_What to do_
Return every line of the data below that includes the string "values".

[Entries from a visual dataset]
====

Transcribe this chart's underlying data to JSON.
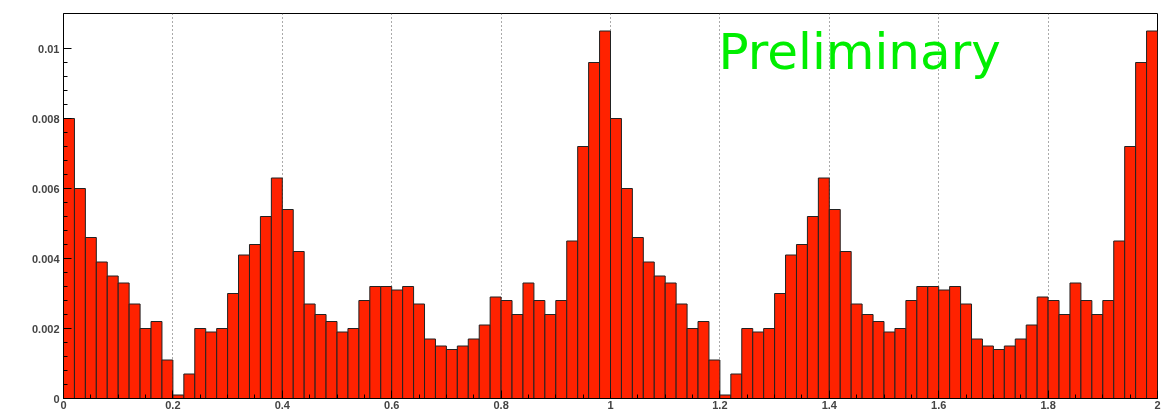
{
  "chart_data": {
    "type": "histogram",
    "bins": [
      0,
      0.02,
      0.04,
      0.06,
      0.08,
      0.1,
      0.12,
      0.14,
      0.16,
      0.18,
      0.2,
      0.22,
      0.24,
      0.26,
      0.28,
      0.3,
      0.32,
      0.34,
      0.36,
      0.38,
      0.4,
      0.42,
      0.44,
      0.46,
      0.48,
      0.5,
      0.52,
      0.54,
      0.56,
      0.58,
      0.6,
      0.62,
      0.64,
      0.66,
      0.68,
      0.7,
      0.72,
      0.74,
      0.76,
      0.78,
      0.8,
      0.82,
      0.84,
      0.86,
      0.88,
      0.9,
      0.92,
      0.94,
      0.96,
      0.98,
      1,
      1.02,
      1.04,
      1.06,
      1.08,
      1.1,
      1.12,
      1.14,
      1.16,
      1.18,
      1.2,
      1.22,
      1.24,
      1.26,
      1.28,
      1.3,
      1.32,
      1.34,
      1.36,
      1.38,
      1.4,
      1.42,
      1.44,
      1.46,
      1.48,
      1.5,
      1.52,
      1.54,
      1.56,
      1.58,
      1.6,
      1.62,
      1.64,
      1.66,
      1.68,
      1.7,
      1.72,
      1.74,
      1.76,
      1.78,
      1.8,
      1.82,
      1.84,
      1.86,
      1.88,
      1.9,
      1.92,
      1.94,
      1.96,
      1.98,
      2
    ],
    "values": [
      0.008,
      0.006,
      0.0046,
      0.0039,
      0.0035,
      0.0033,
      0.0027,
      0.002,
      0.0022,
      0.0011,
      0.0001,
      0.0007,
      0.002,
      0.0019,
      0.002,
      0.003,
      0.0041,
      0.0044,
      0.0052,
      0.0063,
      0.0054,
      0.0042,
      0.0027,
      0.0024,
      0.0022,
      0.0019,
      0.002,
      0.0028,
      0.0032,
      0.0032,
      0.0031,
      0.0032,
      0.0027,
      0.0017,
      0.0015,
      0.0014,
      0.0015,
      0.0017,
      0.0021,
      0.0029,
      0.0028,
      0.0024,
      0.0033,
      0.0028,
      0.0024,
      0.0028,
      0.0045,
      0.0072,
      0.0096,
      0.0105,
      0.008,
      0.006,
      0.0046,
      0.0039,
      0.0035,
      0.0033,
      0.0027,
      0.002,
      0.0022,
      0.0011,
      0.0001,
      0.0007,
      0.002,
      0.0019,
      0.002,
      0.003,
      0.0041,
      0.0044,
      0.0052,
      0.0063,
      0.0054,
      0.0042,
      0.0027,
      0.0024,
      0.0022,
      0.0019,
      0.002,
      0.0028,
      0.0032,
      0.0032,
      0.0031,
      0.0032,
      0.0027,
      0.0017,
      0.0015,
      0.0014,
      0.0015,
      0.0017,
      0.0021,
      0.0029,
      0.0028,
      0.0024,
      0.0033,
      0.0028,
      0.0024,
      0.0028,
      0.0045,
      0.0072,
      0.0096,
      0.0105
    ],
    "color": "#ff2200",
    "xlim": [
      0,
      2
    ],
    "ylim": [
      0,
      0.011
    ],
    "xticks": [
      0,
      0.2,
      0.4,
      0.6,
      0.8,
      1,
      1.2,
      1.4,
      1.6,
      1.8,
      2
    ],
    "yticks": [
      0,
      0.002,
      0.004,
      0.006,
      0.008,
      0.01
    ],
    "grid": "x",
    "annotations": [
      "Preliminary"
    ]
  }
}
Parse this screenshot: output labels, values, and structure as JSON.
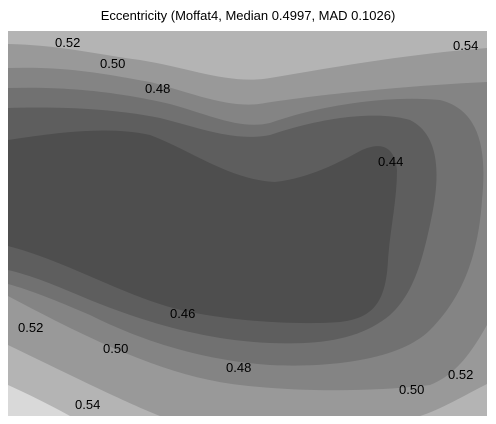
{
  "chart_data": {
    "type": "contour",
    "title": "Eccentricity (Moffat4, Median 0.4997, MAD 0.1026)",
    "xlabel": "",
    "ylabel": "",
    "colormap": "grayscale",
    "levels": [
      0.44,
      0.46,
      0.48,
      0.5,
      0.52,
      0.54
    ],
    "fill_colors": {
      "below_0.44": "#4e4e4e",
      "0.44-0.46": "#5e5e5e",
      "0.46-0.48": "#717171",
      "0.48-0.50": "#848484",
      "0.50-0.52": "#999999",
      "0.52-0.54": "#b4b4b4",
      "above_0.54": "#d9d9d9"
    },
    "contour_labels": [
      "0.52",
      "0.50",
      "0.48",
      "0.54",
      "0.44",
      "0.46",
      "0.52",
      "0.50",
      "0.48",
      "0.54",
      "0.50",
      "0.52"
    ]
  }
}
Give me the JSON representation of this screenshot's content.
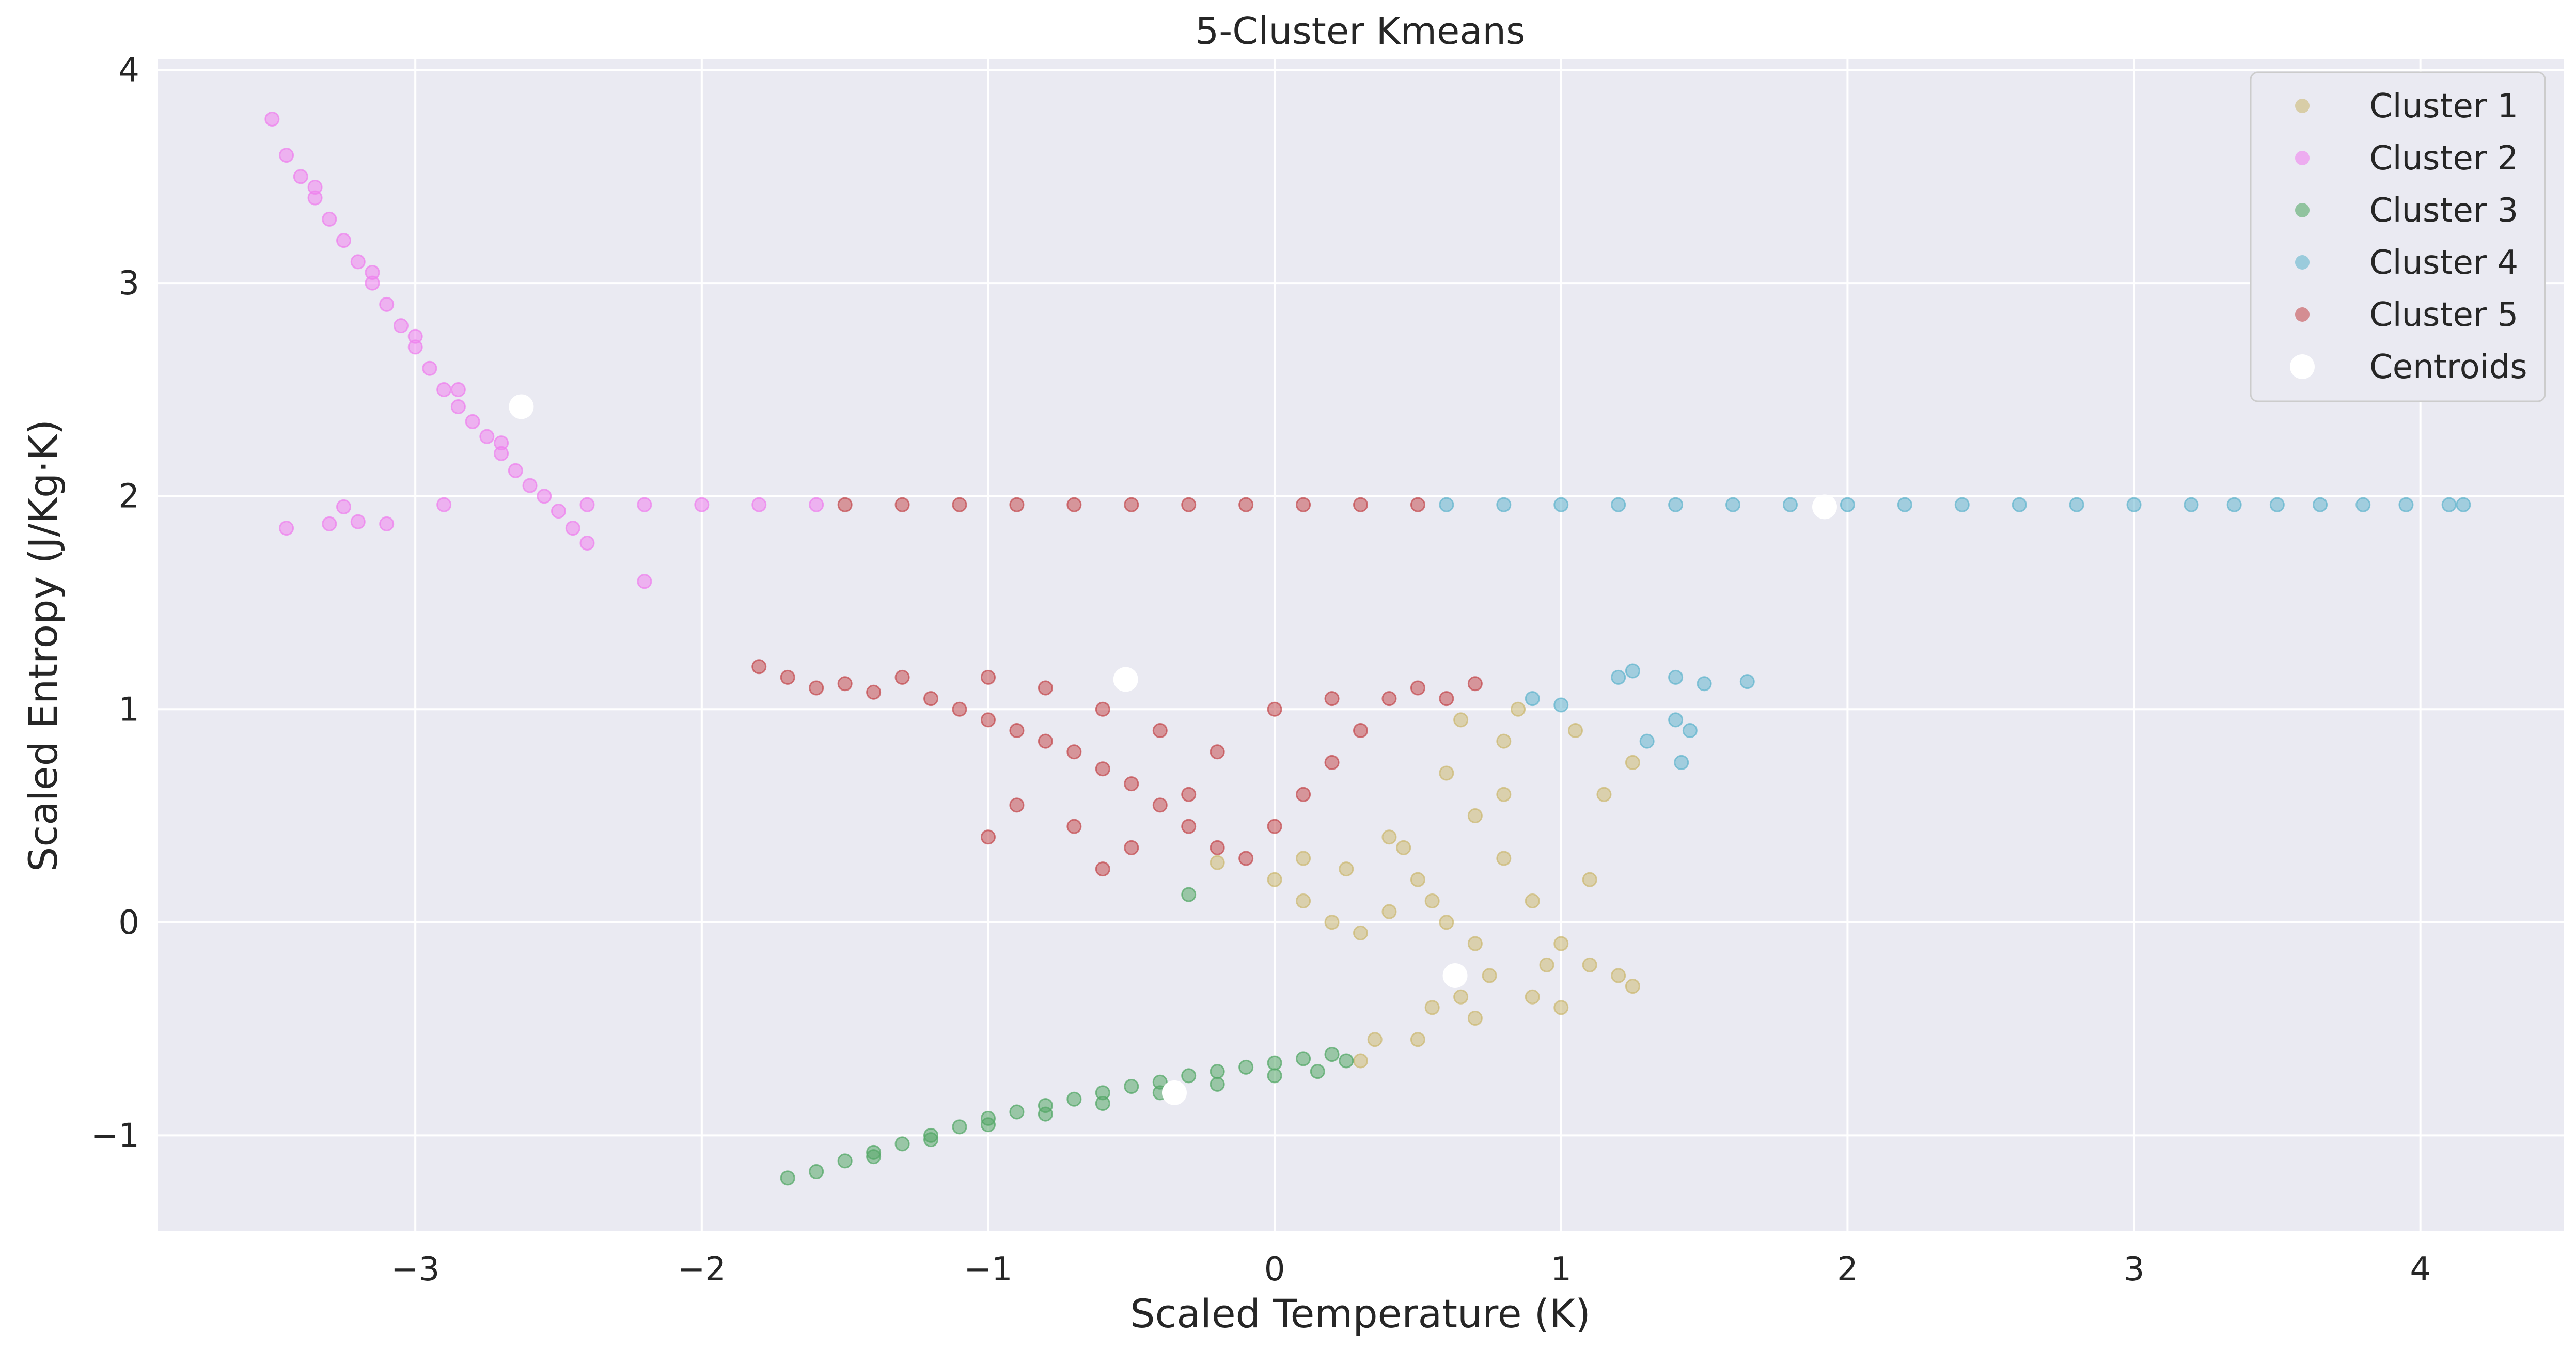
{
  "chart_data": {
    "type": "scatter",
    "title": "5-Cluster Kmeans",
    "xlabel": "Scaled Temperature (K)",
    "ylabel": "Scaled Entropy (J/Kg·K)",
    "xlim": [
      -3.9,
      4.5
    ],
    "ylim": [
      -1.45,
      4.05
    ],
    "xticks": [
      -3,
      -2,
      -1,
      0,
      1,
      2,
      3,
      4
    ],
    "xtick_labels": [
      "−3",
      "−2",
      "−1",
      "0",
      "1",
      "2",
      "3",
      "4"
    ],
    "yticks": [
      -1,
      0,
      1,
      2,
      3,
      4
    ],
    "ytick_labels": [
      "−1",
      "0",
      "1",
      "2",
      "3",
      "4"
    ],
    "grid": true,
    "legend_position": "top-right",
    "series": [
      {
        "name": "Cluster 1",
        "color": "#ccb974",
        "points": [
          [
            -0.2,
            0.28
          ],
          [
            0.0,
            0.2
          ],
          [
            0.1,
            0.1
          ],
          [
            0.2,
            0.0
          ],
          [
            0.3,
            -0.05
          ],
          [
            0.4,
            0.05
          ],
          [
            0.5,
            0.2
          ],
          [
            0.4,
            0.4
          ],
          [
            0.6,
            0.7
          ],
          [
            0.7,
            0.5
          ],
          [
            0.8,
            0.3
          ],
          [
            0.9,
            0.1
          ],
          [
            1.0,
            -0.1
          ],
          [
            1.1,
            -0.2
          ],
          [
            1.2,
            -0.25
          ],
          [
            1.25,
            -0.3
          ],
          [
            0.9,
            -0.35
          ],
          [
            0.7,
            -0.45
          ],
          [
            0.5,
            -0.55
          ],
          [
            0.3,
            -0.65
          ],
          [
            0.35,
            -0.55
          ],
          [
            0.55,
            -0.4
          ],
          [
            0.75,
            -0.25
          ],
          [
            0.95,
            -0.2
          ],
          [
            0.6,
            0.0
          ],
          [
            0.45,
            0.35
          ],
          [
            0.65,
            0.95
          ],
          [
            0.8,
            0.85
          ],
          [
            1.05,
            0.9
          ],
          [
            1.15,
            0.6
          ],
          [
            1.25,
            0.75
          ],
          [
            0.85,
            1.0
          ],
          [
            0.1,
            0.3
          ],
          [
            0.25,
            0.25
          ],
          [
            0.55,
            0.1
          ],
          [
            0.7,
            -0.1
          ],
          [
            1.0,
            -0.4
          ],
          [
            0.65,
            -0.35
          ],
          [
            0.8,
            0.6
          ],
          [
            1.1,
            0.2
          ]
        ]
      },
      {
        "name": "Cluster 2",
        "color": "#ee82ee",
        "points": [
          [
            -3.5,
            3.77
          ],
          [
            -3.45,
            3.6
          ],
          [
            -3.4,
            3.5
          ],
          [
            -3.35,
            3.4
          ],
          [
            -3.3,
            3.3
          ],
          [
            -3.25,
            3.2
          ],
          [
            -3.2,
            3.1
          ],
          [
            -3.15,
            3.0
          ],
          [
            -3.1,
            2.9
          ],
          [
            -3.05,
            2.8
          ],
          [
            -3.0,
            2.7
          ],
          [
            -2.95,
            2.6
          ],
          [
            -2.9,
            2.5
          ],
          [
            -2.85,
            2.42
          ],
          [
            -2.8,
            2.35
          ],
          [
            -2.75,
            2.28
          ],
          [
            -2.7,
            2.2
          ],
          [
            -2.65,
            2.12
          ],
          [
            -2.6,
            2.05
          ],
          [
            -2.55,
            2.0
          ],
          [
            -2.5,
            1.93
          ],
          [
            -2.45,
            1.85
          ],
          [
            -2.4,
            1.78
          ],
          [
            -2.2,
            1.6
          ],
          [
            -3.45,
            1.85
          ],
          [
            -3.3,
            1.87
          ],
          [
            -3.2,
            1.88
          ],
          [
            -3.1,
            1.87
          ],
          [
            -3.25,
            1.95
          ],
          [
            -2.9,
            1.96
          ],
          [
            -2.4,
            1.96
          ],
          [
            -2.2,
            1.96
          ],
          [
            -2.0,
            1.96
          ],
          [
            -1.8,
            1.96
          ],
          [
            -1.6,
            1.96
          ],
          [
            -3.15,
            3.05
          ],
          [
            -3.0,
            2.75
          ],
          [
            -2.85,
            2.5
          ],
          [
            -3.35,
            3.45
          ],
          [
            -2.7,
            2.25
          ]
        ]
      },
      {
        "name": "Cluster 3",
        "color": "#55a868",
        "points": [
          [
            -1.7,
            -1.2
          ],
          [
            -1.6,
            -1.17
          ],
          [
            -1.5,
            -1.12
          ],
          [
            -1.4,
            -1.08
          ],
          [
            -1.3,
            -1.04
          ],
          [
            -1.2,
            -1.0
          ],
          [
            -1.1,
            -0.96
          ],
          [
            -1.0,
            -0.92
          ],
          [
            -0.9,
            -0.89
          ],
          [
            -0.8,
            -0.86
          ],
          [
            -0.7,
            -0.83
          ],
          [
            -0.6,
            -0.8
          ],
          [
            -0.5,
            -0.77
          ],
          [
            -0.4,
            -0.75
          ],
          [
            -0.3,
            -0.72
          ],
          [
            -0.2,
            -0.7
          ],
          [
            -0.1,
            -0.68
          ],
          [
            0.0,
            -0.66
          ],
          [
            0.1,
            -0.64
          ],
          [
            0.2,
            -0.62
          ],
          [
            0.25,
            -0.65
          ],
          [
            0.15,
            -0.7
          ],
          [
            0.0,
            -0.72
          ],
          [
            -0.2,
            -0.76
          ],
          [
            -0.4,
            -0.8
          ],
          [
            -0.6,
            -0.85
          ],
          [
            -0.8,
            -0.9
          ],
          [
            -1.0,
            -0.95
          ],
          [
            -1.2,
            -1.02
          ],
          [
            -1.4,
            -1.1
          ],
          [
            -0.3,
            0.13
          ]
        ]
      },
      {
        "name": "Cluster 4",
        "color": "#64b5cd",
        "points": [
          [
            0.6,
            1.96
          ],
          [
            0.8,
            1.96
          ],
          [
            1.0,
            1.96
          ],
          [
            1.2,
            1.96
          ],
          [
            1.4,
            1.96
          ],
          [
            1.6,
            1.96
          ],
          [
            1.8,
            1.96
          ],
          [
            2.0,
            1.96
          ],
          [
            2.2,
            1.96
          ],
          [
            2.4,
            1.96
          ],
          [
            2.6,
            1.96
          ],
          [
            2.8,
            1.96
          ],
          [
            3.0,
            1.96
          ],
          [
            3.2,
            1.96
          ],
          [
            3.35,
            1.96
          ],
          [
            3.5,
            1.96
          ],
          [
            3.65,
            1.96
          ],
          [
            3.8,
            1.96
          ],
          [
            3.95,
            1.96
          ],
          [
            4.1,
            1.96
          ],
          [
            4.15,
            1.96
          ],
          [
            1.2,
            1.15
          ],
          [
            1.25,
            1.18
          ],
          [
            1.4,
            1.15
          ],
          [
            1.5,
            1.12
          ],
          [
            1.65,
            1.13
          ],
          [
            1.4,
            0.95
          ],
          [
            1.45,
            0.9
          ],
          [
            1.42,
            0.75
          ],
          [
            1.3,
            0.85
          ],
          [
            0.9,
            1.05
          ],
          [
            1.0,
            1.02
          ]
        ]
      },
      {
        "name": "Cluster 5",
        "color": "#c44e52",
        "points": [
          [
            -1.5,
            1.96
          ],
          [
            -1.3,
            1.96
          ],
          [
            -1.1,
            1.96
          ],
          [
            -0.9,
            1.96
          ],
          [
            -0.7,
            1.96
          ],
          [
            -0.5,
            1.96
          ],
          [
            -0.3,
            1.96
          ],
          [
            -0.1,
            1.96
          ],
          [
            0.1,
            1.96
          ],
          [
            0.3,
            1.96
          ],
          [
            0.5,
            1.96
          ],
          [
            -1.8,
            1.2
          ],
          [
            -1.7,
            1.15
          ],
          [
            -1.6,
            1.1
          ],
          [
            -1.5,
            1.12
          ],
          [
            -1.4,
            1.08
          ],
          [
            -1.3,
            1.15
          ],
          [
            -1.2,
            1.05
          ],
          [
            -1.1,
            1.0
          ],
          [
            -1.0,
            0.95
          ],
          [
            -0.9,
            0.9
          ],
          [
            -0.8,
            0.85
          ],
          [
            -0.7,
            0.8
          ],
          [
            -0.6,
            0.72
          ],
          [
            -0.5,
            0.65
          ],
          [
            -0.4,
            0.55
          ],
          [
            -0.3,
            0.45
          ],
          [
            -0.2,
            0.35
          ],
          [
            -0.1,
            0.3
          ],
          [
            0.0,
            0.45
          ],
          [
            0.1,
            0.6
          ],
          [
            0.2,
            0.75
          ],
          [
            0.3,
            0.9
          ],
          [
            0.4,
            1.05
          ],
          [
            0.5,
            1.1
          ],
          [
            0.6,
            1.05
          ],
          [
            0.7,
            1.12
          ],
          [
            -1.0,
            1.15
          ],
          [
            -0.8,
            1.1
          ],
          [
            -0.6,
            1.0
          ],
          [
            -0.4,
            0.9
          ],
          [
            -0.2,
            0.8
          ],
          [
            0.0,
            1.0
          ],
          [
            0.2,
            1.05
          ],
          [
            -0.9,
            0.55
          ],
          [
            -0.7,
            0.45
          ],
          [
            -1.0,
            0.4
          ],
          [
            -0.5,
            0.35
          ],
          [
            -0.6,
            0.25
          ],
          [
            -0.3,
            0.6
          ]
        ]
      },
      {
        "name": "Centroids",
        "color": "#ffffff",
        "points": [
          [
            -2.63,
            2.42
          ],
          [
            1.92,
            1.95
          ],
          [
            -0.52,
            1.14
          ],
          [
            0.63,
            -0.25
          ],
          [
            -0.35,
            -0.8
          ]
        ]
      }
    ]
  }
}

====

_Response to this task_
    "values": [
Parse this screenshot: output labels, values, and structure as JSON.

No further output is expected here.